+++ Extracted material +++

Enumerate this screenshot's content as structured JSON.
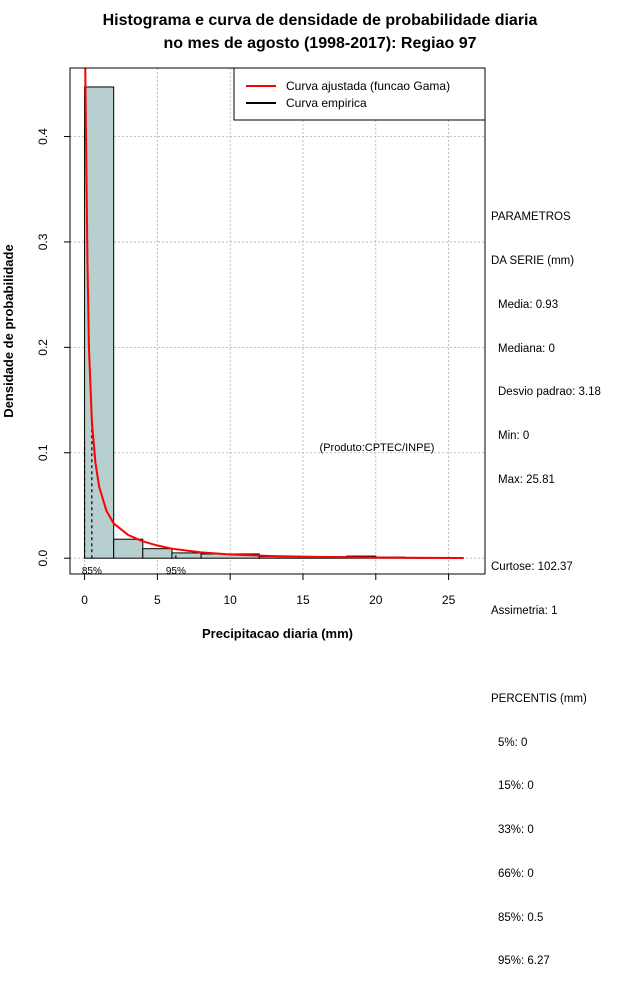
{
  "chart_data": {
    "type": "histogram",
    "title": [
      "Histograma e curva de densidade de probabilidade diaria",
      "no mes de agosto (1998-2017): Regiao 97"
    ],
    "xlabel": "Precipitacao diaria (mm)",
    "ylabel": "Densidade de probabilidade",
    "xlim": [
      -1,
      27.5
    ],
    "ylim": [
      -0.015,
      0.465
    ],
    "x_ticks": [
      0,
      5,
      10,
      15,
      20,
      25
    ],
    "y_ticks": [
      0.0,
      0.1,
      0.2,
      0.3,
      0.4
    ],
    "y_tick_labels": [
      "0.0",
      "0.1",
      "0.2",
      "0.3",
      "0.4"
    ],
    "grid": true,
    "bins": [
      {
        "x0": 0,
        "x1": 2,
        "density": 0.447
      },
      {
        "x0": 2,
        "x1": 4,
        "density": 0.018
      },
      {
        "x0": 4,
        "x1": 6,
        "density": 0.009
      },
      {
        "x0": 6,
        "x1": 8,
        "density": 0.005
      },
      {
        "x0": 8,
        "x1": 12,
        "density": 0.004
      },
      {
        "x0": 12,
        "x1": 18,
        "density": 0.0015
      },
      {
        "x0": 18,
        "x1": 20,
        "density": 0.002
      },
      {
        "x0": 20,
        "x1": 22,
        "density": 0.001
      },
      {
        "x0": 22,
        "x1": 26,
        "density": 0.0004
      }
    ],
    "gamma_curve": {
      "x": [
        0.05,
        0.1,
        0.2,
        0.3,
        0.5,
        0.75,
        1,
        1.5,
        2,
        3,
        4,
        5,
        6,
        8,
        10,
        13,
        16,
        20,
        26
      ],
      "y": [
        0.47,
        0.4,
        0.28,
        0.2,
        0.13,
        0.09,
        0.068,
        0.045,
        0.033,
        0.022,
        0.016,
        0.012,
        0.009,
        0.0055,
        0.0035,
        0.002,
        0.0012,
        0.0006,
        0.0002
      ]
    },
    "percentile_lines": [
      {
        "x": 0,
        "y_top": 0.11,
        "label": ""
      },
      {
        "x": 0.5,
        "y_top": 0.13,
        "label": "85%"
      },
      {
        "x": 6.27,
        "y_top": 0.004,
        "label": "95%"
      }
    ],
    "legend": {
      "position": "top-right",
      "entries": [
        {
          "label": "Curva ajustada (funcao Gama)",
          "color": "#ff0000"
        },
        {
          "label": "Curva empirica",
          "color": "#000000"
        }
      ]
    },
    "annotation": "(Produto:CPTEC/INPE)"
  },
  "colors": {
    "bar_fill": "#b7cfcf",
    "curve": "#ff0000",
    "grid": "#b0b0b0"
  },
  "stats_panel": {
    "header1": "PARAMETROS",
    "header2": "DA SERIE (mm)",
    "media": "Media: 0.93",
    "mediana": "Mediana: 0",
    "desvio": "Desvio padrao: 3.18",
    "min": "Min: 0",
    "max": "Max: 25.81",
    "curtose": "Curtose: 102.37",
    "assimetria": "Assimetria: 1",
    "percentis_header": "PERCENTIS (mm)",
    "p5": "5%: 0",
    "p15": "15%: 0",
    "p33": "33%: 0",
    "p66": "66%: 0",
    "p85": "85%: 0.5",
    "p95": "95%: 6.27"
  }
}
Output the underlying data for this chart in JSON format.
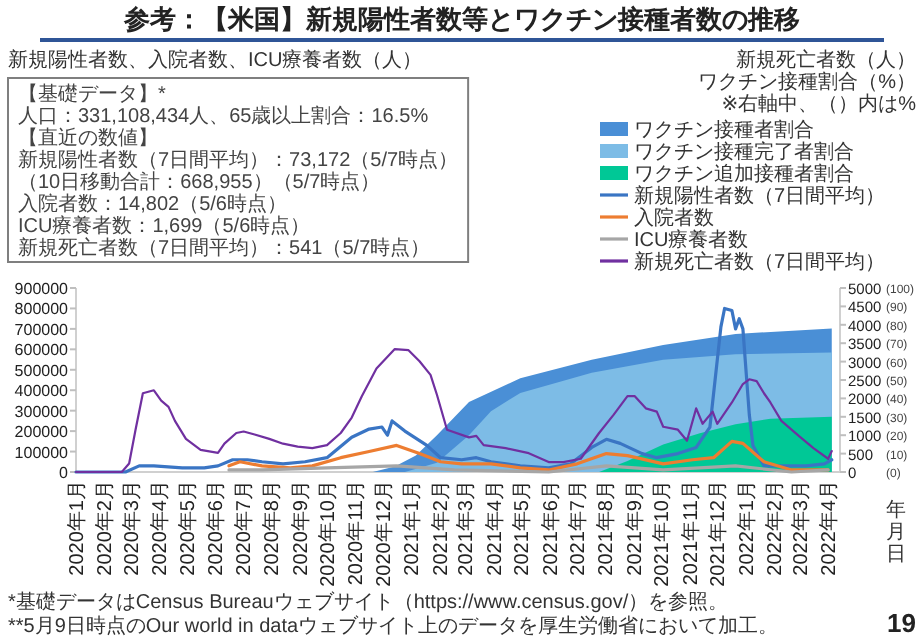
{
  "chart_data": {
    "type": "line",
    "title": "参考：【米国】新規陽性者数等とワクチン接種者数の推移",
    "xlabel": "年月日",
    "annotations": [
      "新規陽性者数、入院者数、ICU療養者数（人）",
      "新規死亡者数（人）",
      "ワクチン接種割合（%）",
      "※右軸中、（）内は%",
      "【基礎データ】*",
      "人口：331,108,434人、65歳以上割合：16.5%",
      "【直近の数値】",
      "新規陽性者数（7日間平均）：73,172（5/7時点）",
      "（10日移動合計：668,955）（5/7時点）",
      "入院者数：14,802（5/6時点）",
      "ICU療養者数：1,699（5/6時点）",
      "新規死亡者数（7日間平均）：541（5/7時点）",
      "*基礎データはCensus Bureauウェブサイト（https://www.census.gov/）を参照。",
      "**5月9日時点のOur world in dataウェブサイト上のデータを厚生労働省において加工。",
      "19"
    ],
    "xlim": [
      "2020-01-01",
      "2022-04-14"
    ],
    "xticks": [
      {
        "value": "2020-01",
        "label": "2020年1月"
      },
      {
        "value": "2020-02",
        "label": "2020年2月"
      },
      {
        "value": "2020-03",
        "label": "2020年3月"
      },
      {
        "value": "2020-04",
        "label": "2020年4月"
      },
      {
        "value": "2020-05",
        "label": "2020年5月"
      },
      {
        "value": "2020-06",
        "label": "2020年6月"
      },
      {
        "value": "2020-07",
        "label": "2020年7月"
      },
      {
        "value": "2020-08",
        "label": "2020年8月"
      },
      {
        "value": "2020-09",
        "label": "2020年9月"
      },
      {
        "value": "2020-10",
        "label": "2020年10月"
      },
      {
        "value": "2020-11",
        "label": "2020年11月"
      },
      {
        "value": "2020-12",
        "label": "2020年12月"
      },
      {
        "value": "2021-01",
        "label": "2021年1月"
      },
      {
        "value": "2021-02",
        "label": "2021年2月"
      },
      {
        "value": "2021-03",
        "label": "2021年3月"
      },
      {
        "value": "2021-04",
        "label": "2021年4月"
      },
      {
        "value": "2021-05",
        "label": "2021年5月"
      },
      {
        "value": "2021-06",
        "label": "2021年6月"
      },
      {
        "value": "2021-07",
        "label": "2021年7月"
      },
      {
        "value": "2021-08",
        "label": "2021年8月"
      },
      {
        "value": "2021-09",
        "label": "2021年9月"
      },
      {
        "value": "2021-10",
        "label": "2021年10月"
      },
      {
        "value": "2021-11",
        "label": "2021年11月"
      },
      {
        "value": "2021-12",
        "label": "2021年12月"
      },
      {
        "value": "2022-01",
        "label": "2022年1月"
      },
      {
        "value": "2022-02",
        "label": "2022年2月"
      },
      {
        "value": "2022-03",
        "label": "2022年3月"
      },
      {
        "value": "2022-04",
        "label": "2022年4月"
      }
    ],
    "ylim": [
      0,
      900000
    ],
    "yticks": [
      0,
      100000,
      200000,
      300000,
      400000,
      500000,
      600000,
      700000,
      800000,
      900000
    ],
    "y2lim": [
      0,
      5000
    ],
    "y2ticks": [
      0,
      500,
      1000,
      1500,
      2000,
      2500,
      3000,
      3500,
      4000,
      4500,
      5000
    ],
    "y3lim": [
      0,
      100
    ],
    "y3ticks": [
      {
        "value": 0,
        "label": "(0)"
      },
      {
        "value": 10,
        "label": "(10)"
      },
      {
        "value": 20,
        "label": "(20)"
      },
      {
        "value": 30,
        "label": "(30)"
      },
      {
        "value": 40,
        "label": "(40)"
      },
      {
        "value": 50,
        "label": "(50)"
      },
      {
        "value": 60,
        "label": "(60)"
      },
      {
        "value": 70,
        "label": "(70)"
      },
      {
        "value": 80,
        "label": "(80)"
      },
      {
        "value": 90,
        "label": "(90)"
      },
      {
        "value": 100,
        "label": "(100)"
      }
    ],
    "legend": "top right",
    "series": [
      {
        "name": "ワクチン接種者割合",
        "type": "area",
        "axis": "y3",
        "color": "#4a8fd6",
        "x": [
          "2020-11-20",
          "2020-12-14",
          "2021-01-06",
          "2021-01-29",
          "2021-03-05",
          "2021-04-30",
          "2021-07-17",
          "2021-10-03",
          "2021-12-21",
          "2022-04-05"
        ],
        "values": [
          0,
          3,
          9,
          20,
          38,
          51,
          61,
          69,
          75,
          78
        ]
      },
      {
        "name": "ワクチン接種完了者割合",
        "type": "area",
        "axis": "y3",
        "color": "#7dbce6",
        "x": [
          "2020-12-25",
          "2021-01-29",
          "2021-03-05",
          "2021-03-29",
          "2021-04-30",
          "2021-07-17",
          "2021-10-03",
          "2021-12-21",
          "2022-04-05"
        ],
        "values": [
          0,
          5,
          20,
          33,
          43,
          54,
          61,
          64,
          65
        ]
      },
      {
        "name": "ワクチン追加接種者割合",
        "type": "area",
        "axis": "y3",
        "color": "#00c896",
        "x": [
          "2021-07-25",
          "2021-08-25",
          "2021-10-03",
          "2021-11-12",
          "2021-12-21",
          "2022-01-28",
          "2022-04-05"
        ],
        "values": [
          0,
          6,
          15,
          21,
          26,
          29,
          30
        ]
      },
      {
        "name": "新規陽性者数（7日間平均）",
        "color": "#3a75c4",
        "x": [
          "2020-01-01",
          "2020-02-24",
          "2020-03-10",
          "2020-03-26",
          "2020-04-26",
          "2020-05-20",
          "2020-06-04",
          "2020-06-20",
          "2020-07-06",
          "2020-07-22",
          "2020-08-14",
          "2020-09-07",
          "2020-10-01",
          "2020-10-28",
          "2020-11-16",
          "2020-11-30",
          "2020-12-06",
          "2020-12-11",
          "2020-12-25",
          "2021-01-18",
          "2021-02-02",
          "2021-02-25",
          "2021-03-13",
          "2021-03-29",
          "2021-04-30",
          "2021-05-31",
          "2021-06-24",
          "2021-07-17",
          "2021-08-02",
          "2021-08-17",
          "2021-09-10",
          "2021-09-26",
          "2021-10-19",
          "2021-11-08",
          "2021-11-23",
          "2021-12-05",
          "2021-12-09",
          "2021-12-17",
          "2021-12-21",
          "2021-12-25",
          "2021-12-29",
          "2022-01-05",
          "2022-01-09",
          "2022-01-21",
          "2022-02-13",
          "2022-03-08",
          "2022-03-28",
          "2022-04-05"
        ],
        "values": [
          0,
          0,
          30000,
          30000,
          20000,
          20000,
          30000,
          60000,
          60000,
          50000,
          40000,
          50000,
          70000,
          170000,
          210000,
          220000,
          180000,
          250000,
          200000,
          130000,
          70000,
          60000,
          70000,
          50000,
          30000,
          20000,
          40000,
          120000,
          160000,
          140000,
          90000,
          70000,
          90000,
          120000,
          220000,
          710000,
          800000,
          790000,
          700000,
          750000,
          700000,
          280000,
          130000,
          30000,
          30000,
          30000,
          40000,
          60000
        ]
      },
      {
        "name": "入院者数",
        "color": "#ed7d31",
        "x": [
          "2020-06-16",
          "2020-06-28",
          "2020-07-22",
          "2020-08-22",
          "2020-09-15",
          "2020-10-16",
          "2020-11-16",
          "2020-12-16",
          "2021-01-10",
          "2021-02-02",
          "2021-02-25",
          "2021-03-29",
          "2021-04-30",
          "2021-05-31",
          "2021-07-01",
          "2021-08-02",
          "2021-08-25",
          "2021-10-03",
          "2021-11-04",
          "2021-11-27",
          "2021-12-17",
          "2021-12-29",
          "2022-01-21",
          "2022-02-20",
          "2022-04-01"
        ],
        "values": [
          30000,
          50000,
          30000,
          20000,
          30000,
          70000,
          100000,
          130000,
          90000,
          50000,
          40000,
          40000,
          20000,
          10000,
          40000,
          90000,
          80000,
          40000,
          60000,
          70000,
          150000,
          140000,
          50000,
          10000,
          10000
        ]
      },
      {
        "name": "ICU療養者数",
        "color": "#a6a6a6",
        "x": [
          "2020-06-16",
          "2020-07-22",
          "2020-10-01",
          "2020-12-16",
          "2021-02-17",
          "2021-05-31",
          "2021-08-02",
          "2021-10-03",
          "2021-12-21",
          "2022-02-20",
          "2022-04-01"
        ],
        "values": [
          10000,
          10000,
          20000,
          30000,
          10000,
          0,
          30000,
          10000,
          30000,
          0,
          10000
        ]
      },
      {
        "name": "新規死亡者数（7日間平均）",
        "axis": "y2",
        "color": "#7030a0",
        "x": [
          "2020-01-01",
          "2020-02-20",
          "2020-02-28",
          "2020-03-06",
          "2020-03-14",
          "2020-03-26",
          "2020-04-03",
          "2020-04-11",
          "2020-04-18",
          "2020-04-30",
          "2020-05-16",
          "2020-06-04",
          "2020-06-11",
          "2020-06-24",
          "2020-07-02",
          "2020-07-14",
          "2020-07-30",
          "2020-08-14",
          "2020-08-30",
          "2020-09-15",
          "2020-10-01",
          "2020-10-16",
          "2020-10-28",
          "2020-11-08",
          "2020-11-24",
          "2020-12-14",
          "2020-12-29",
          "2021-01-10",
          "2021-01-22",
          "2021-01-29",
          "2021-02-09",
          "2021-03-05",
          "2021-03-13",
          "2021-03-21",
          "2021-04-14",
          "2021-05-08",
          "2021-05-31",
          "2021-06-16",
          "2021-07-05",
          "2021-07-25",
          "2021-08-10",
          "2021-08-25",
          "2021-09-02",
          "2021-09-14",
          "2021-09-26",
          "2021-10-03",
          "2021-10-19",
          "2021-10-29",
          "2021-11-08",
          "2021-11-15",
          "2021-11-26",
          "2021-12-01",
          "2021-12-17",
          "2021-12-29",
          "2022-01-05",
          "2022-01-13",
          "2022-01-21",
          "2022-01-28",
          "2022-02-09",
          "2022-02-28",
          "2022-03-16",
          "2022-04-01",
          "2022-04-05"
        ],
        "values": [
          0,
          0,
          230,
          1150,
          2140,
          2220,
          1940,
          1770,
          1390,
          900,
          600,
          520,
          770,
          1060,
          1100,
          1020,
          900,
          770,
          690,
          650,
          730,
          1060,
          1480,
          2060,
          2810,
          3340,
          3310,
          3010,
          2640,
          2100,
          1150,
          940,
          980,
          730,
          650,
          520,
          270,
          270,
          360,
          1060,
          1560,
          2060,
          2060,
          1730,
          1640,
          1230,
          1150,
          850,
          1730,
          1310,
          1640,
          1310,
          1890,
          2390,
          2520,
          2470,
          2140,
          1890,
          1390,
          980,
          650,
          360,
          570
        ]
      }
    ]
  }
}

+++

> [Short task]: Show all lines from the data above in which the word "diaria" appears.

> [Answer to the problem]:
      "Histograma e curva de densidade de probabilidade diaria",
    "xlabel": "Precipitacao diaria (mm)",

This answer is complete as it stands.